--- WHAT IS BEING ASKED ---
Spot each line in the records below where the word "Generate" occurs, then copy it.
-- Start --
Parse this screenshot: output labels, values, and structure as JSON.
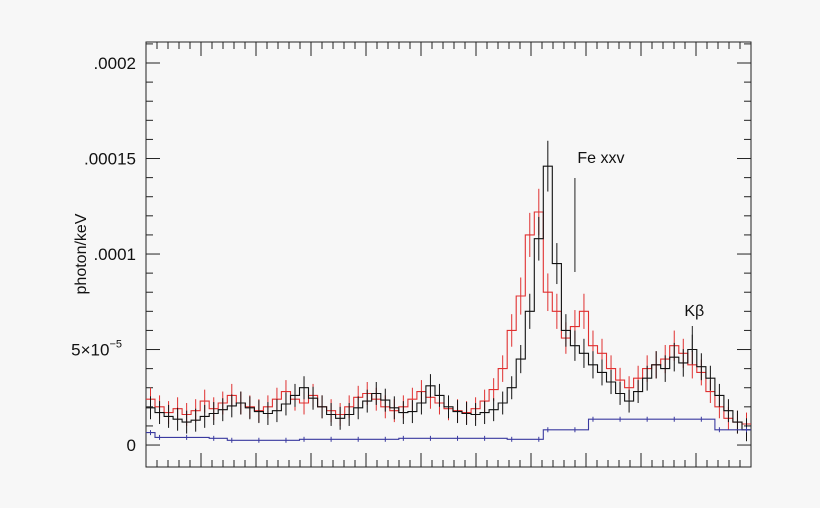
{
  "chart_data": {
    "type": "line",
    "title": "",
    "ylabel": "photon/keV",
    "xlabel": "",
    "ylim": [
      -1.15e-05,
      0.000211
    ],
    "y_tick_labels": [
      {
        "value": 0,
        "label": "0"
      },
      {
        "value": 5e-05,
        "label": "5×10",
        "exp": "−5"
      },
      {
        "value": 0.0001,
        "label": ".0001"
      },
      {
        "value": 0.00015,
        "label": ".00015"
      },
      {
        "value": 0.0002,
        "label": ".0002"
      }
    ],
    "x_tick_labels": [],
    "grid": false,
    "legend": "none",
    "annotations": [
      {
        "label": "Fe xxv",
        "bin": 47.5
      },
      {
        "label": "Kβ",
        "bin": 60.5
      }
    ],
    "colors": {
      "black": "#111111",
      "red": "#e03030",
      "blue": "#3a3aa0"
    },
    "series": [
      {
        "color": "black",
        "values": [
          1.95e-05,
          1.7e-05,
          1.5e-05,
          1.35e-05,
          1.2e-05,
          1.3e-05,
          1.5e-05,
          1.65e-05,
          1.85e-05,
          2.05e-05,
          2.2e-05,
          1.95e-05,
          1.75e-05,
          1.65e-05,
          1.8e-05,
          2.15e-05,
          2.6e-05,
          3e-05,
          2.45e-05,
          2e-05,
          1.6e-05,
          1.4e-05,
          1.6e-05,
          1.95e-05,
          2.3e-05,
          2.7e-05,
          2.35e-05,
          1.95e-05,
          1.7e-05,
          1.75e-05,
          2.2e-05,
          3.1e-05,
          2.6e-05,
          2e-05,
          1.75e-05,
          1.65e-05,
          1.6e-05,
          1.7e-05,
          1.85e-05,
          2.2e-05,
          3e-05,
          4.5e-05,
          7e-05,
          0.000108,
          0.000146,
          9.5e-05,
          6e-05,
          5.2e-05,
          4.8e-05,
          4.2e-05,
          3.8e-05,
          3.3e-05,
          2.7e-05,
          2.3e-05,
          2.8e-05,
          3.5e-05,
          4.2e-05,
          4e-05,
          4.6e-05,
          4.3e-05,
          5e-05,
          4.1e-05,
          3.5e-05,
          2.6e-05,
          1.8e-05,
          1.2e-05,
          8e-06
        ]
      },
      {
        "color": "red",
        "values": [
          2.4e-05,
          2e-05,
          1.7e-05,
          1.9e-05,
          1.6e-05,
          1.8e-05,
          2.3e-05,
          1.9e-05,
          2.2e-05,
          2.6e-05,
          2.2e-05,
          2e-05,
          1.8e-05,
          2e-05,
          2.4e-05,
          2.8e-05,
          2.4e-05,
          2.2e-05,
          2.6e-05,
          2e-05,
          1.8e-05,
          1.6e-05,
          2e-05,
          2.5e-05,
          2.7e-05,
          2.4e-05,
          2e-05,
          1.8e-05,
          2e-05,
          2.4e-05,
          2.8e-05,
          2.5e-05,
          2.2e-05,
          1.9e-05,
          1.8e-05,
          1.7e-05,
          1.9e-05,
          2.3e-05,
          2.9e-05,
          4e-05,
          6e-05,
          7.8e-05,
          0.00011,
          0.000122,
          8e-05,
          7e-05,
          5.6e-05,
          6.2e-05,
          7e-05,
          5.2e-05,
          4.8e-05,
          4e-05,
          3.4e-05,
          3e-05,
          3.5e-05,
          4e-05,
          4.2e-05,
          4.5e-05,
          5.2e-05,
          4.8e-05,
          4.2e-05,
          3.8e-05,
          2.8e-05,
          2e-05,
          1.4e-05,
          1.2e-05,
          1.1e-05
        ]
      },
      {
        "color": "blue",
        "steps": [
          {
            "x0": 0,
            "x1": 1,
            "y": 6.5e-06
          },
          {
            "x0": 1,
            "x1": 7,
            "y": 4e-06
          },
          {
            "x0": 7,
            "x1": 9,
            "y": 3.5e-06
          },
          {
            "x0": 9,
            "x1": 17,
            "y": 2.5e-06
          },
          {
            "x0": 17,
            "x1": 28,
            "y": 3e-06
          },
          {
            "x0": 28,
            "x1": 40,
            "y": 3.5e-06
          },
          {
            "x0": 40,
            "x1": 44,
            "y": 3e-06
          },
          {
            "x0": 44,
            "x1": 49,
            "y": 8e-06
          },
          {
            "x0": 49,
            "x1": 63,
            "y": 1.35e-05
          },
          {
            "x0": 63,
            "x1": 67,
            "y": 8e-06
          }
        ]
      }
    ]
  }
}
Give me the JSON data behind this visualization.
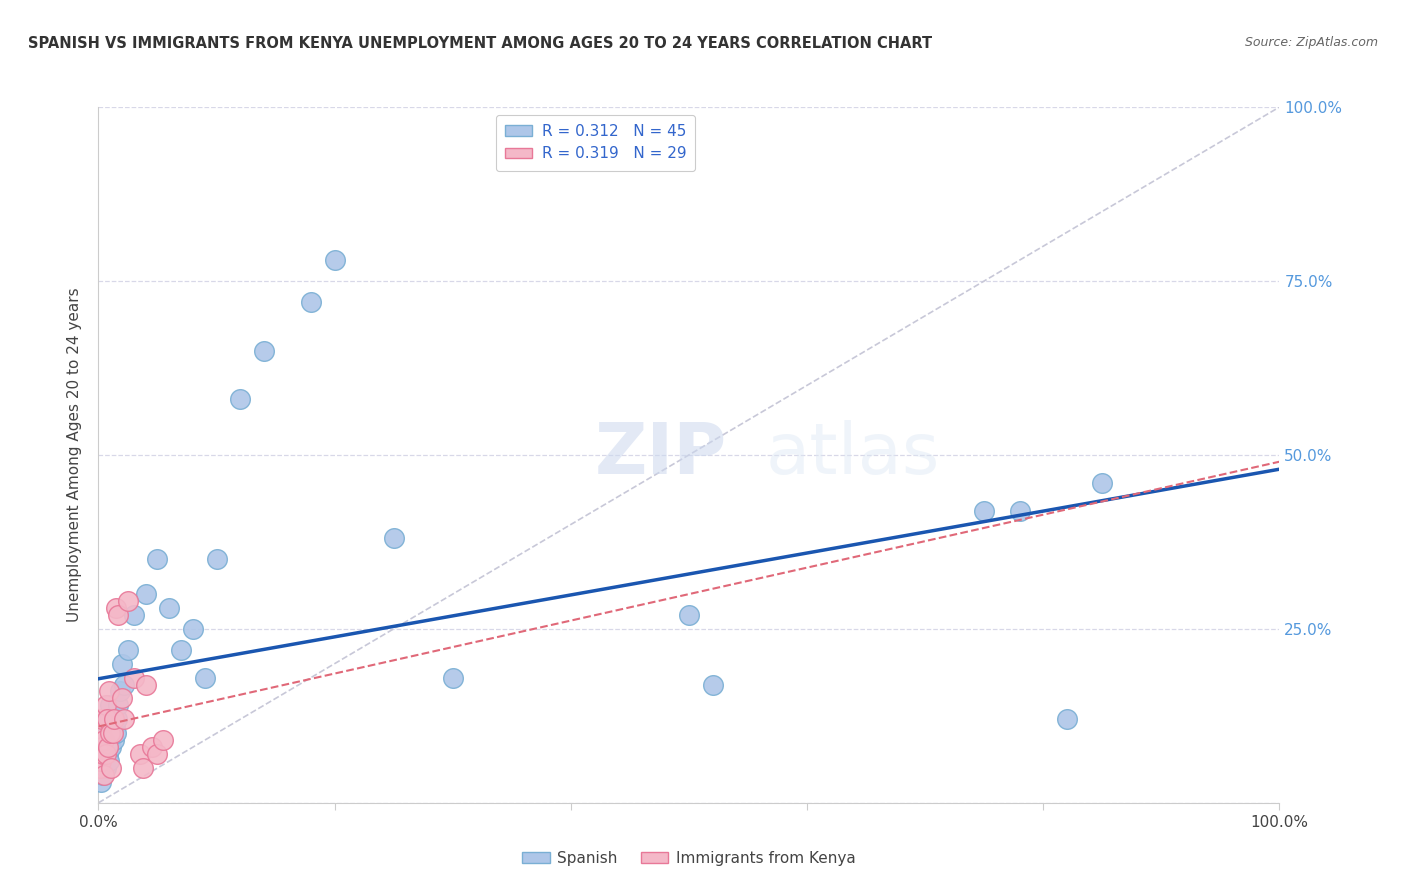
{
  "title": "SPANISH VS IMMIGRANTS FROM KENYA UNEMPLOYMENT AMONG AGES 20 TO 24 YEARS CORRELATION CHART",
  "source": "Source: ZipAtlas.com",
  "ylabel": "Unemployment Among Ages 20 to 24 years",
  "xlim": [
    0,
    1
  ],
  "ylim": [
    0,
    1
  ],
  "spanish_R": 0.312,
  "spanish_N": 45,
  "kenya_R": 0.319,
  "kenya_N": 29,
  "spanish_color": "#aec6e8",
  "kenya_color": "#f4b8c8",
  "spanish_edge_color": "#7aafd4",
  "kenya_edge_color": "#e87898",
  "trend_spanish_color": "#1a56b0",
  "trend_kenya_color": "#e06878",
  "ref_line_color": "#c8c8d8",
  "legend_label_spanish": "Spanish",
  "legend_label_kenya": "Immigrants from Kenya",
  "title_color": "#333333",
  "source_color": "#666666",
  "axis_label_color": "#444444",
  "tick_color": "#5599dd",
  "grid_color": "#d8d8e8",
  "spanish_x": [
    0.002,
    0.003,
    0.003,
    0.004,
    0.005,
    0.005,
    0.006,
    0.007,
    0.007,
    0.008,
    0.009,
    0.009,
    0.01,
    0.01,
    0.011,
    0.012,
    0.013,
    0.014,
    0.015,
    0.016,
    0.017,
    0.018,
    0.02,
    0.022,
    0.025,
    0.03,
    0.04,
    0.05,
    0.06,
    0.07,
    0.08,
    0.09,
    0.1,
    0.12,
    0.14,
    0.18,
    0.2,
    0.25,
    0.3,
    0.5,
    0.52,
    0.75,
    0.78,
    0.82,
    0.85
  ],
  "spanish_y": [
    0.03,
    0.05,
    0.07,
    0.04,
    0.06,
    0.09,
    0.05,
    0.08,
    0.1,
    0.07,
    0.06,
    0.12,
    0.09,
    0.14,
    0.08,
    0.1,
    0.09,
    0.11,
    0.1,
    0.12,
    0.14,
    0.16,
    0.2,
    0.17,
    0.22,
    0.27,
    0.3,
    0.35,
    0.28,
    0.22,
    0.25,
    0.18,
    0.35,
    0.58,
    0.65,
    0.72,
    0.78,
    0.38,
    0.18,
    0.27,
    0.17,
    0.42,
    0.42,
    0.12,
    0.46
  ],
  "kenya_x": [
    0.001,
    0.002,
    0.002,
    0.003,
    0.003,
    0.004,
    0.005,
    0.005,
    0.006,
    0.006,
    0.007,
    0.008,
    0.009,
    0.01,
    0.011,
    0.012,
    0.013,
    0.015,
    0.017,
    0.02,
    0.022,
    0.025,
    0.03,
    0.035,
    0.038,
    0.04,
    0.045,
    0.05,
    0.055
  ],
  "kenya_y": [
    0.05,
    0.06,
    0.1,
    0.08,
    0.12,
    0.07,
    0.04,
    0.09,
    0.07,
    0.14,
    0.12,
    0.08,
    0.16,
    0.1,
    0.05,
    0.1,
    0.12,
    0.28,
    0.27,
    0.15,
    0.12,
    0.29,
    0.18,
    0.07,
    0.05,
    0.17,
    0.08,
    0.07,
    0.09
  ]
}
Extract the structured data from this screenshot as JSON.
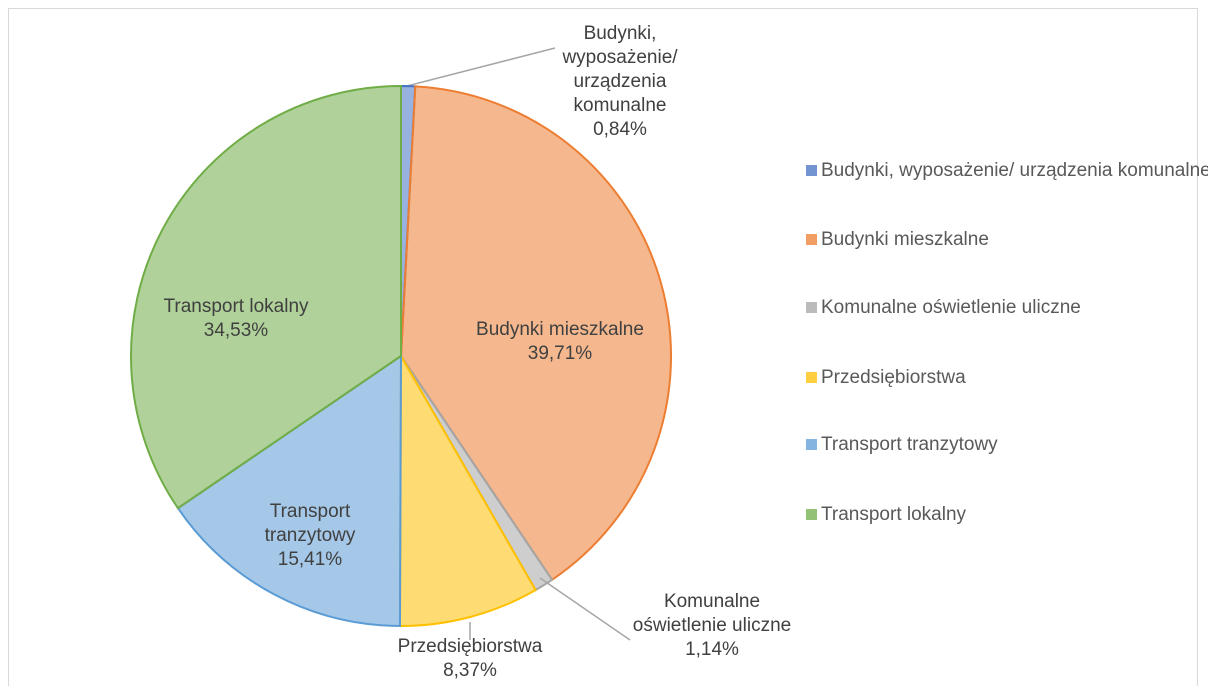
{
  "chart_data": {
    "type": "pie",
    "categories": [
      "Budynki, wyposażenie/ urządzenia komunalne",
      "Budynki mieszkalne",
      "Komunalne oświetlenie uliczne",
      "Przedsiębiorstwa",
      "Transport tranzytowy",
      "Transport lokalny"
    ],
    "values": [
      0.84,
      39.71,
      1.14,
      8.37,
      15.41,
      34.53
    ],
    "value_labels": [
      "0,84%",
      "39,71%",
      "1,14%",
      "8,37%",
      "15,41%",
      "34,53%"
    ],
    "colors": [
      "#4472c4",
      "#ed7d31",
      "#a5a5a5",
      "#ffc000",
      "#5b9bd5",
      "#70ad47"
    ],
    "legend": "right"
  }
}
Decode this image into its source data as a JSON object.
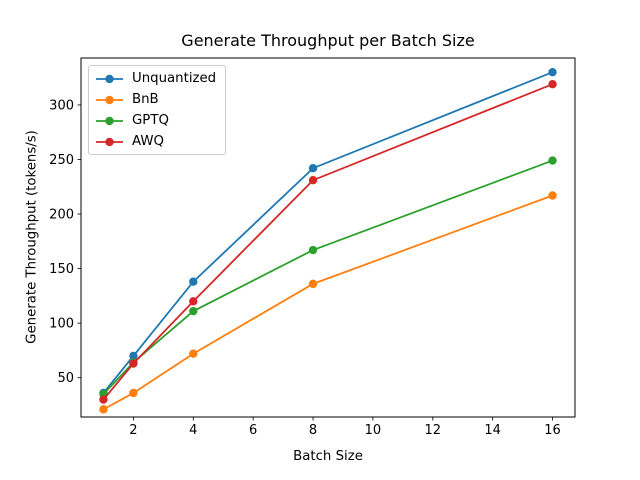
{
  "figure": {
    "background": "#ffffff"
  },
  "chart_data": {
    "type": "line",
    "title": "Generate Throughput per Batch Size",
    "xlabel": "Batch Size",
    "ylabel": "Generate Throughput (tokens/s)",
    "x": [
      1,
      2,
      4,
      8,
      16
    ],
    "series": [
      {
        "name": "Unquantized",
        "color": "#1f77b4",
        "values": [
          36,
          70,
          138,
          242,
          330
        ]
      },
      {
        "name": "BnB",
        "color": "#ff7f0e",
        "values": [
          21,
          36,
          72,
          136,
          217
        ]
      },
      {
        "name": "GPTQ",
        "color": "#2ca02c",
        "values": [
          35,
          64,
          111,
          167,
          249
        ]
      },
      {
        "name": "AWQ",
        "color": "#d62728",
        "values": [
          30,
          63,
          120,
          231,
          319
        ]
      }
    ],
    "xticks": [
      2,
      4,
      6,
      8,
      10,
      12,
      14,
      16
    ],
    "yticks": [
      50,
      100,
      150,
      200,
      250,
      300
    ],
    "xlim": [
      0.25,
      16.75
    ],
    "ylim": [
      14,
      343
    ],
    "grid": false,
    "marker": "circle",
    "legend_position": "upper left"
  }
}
-- End --
--- IN RESPONSE ---
    "title": "Generate Throughput per Batch Size",
    "ylabel": "Generate Throughput (tokens/s)",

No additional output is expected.